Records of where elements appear
======

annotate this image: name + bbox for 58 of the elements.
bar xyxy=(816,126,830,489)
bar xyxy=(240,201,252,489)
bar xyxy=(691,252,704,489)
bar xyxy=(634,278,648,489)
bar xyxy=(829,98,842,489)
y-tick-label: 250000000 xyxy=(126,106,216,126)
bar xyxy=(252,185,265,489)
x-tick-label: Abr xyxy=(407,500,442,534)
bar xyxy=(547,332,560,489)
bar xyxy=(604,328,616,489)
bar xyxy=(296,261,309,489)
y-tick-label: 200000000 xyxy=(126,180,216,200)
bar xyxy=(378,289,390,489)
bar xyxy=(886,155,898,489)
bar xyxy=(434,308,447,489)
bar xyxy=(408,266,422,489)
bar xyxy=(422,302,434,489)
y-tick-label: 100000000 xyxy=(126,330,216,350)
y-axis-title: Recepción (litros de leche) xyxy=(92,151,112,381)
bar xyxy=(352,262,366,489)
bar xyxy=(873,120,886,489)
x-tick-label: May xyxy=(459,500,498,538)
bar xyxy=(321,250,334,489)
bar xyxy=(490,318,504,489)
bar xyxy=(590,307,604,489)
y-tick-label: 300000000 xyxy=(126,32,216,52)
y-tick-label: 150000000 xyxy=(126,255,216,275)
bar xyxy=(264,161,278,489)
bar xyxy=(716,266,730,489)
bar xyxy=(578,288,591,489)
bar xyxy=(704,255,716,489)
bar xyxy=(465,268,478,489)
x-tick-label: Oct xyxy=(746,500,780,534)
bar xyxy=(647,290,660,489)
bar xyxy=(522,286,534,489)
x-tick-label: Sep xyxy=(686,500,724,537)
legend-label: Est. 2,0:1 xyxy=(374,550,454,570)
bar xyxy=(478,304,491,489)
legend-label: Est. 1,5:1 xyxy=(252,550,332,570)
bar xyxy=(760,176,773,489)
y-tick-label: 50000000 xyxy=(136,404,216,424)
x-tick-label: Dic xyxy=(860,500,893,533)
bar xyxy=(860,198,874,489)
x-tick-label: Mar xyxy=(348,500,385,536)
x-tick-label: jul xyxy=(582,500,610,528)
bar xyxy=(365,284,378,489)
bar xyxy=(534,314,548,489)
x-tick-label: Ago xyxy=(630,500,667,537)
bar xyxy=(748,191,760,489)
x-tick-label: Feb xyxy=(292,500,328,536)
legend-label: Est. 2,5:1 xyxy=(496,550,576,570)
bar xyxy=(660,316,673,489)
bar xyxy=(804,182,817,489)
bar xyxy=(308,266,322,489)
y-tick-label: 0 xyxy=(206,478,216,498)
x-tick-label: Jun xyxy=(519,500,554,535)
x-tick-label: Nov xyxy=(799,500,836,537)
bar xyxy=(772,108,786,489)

======

▶ _Set exercise_: Lay out the lines above as a numbered list, leaving out any blank lines.

▶ _Result of this exercise_:
1. annotate this image: name + bbox for 58 of the elements.
2. bar xyxy=(816,126,830,489)
3. bar xyxy=(240,201,252,489)
4. bar xyxy=(691,252,704,489)
5. bar xyxy=(634,278,648,489)
6. bar xyxy=(829,98,842,489)
7. y-tick-label: 250000000 xyxy=(126,106,216,126)
8. bar xyxy=(252,185,265,489)
9. x-tick-label: Abr xyxy=(407,500,442,534)
10. bar xyxy=(547,332,560,489)
11. bar xyxy=(604,328,616,489)
12. bar xyxy=(296,261,309,489)
13. y-tick-label: 200000000 xyxy=(126,180,216,200)
14. bar xyxy=(378,289,390,489)
15. bar xyxy=(886,155,898,489)
16. bar xyxy=(434,308,447,489)
17. bar xyxy=(408,266,422,489)
18. bar xyxy=(422,302,434,489)
19. y-tick-label: 100000000 xyxy=(126,330,216,350)
20. y-axis-title: Recepción (litros de leche) xyxy=(92,151,112,381)
21. bar xyxy=(352,262,366,489)
22. bar xyxy=(873,120,886,489)
23. x-tick-label: May xyxy=(459,500,498,538)
24. bar xyxy=(321,250,334,489)
25. bar xyxy=(490,318,504,489)
26. bar xyxy=(590,307,604,489)
27. y-tick-label: 300000000 xyxy=(126,32,216,52)
28. y-tick-label: 150000000 xyxy=(126,255,216,275)
29. bar xyxy=(264,161,278,489)
30. bar xyxy=(716,266,730,489)
31. bar xyxy=(578,288,591,489)
32. bar xyxy=(704,255,716,489)
33. bar xyxy=(465,268,478,489)
34. x-tick-label: Oct xyxy=(746,500,780,534)
35. bar xyxy=(647,290,660,489)
36. bar xyxy=(522,286,534,489)
37. x-tick-label: Sep xyxy=(686,500,724,537)
38. legend-label: Est. 2,0:1 xyxy=(374,550,454,570)
39. bar xyxy=(478,304,491,489)
40. legend-label: Est. 1,5:1 xyxy=(252,550,332,570)
41. bar xyxy=(760,176,773,489)
42. y-tick-label: 50000000 xyxy=(136,404,216,424)
43. x-tick-label: Dic xyxy=(860,500,893,533)
44. bar xyxy=(860,198,874,489)
45. x-tick-label: Mar xyxy=(348,500,385,536)
46. x-tick-label: jul xyxy=(582,500,610,528)
47. bar xyxy=(365,284,378,489)
48. bar xyxy=(534,314,548,489)
49. x-tick-label: Ago xyxy=(630,500,667,537)
50. bar xyxy=(748,191,760,489)
51. x-tick-label: Feb xyxy=(292,500,328,536)
52. legend-label: Est. 2,5:1 xyxy=(496,550,576,570)
53. bar xyxy=(660,316,673,489)
54. bar xyxy=(804,182,817,489)
55. bar xyxy=(308,266,322,489)
56. y-tick-label: 0 xyxy=(206,478,216,498)
57. x-tick-label: Jun xyxy=(519,500,554,535)
58. x-tick-label: Nov xyxy=(799,500,836,537)
59. bar xyxy=(772,108,786,489)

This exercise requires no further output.